**Direction**
The listing beneath should be written out in full, exactly as shown.

**Recorded information**
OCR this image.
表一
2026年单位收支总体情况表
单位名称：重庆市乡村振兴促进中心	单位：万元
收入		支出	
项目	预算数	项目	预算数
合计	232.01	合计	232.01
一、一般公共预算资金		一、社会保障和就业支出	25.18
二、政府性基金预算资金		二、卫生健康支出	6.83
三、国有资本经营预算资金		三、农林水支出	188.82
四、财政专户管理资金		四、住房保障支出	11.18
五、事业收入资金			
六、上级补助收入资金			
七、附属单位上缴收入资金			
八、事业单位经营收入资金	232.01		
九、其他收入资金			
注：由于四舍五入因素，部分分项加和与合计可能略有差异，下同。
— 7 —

**Correct result**
OCR this image.
表一
2026年单位收支总体情况表
单位名称：重庆市乡村振兴促进中心	单位：万元
收入		支出	
项目	预算数	项目	预算数
合计	232.01	合计	232.01
一、一般公共预算资金		一、社会保障和就业支出	25.18
二、政府性基金预算资金		二、卫生健康支出	6.83
三、国有资本经营预算资金		三、农林水支出	188.82
四、财政专户管理资金		四、住房保障支出	11.18
五、事业收入资金			
六、上级补助收入资金			
七、附属单位上缴收入资金			
八、事业单位经营收入资金	232.01		
九、其他收入资金			
注：由于四舍五入因素，部分分项加和与合计可能略有差异，下同。
— 7 —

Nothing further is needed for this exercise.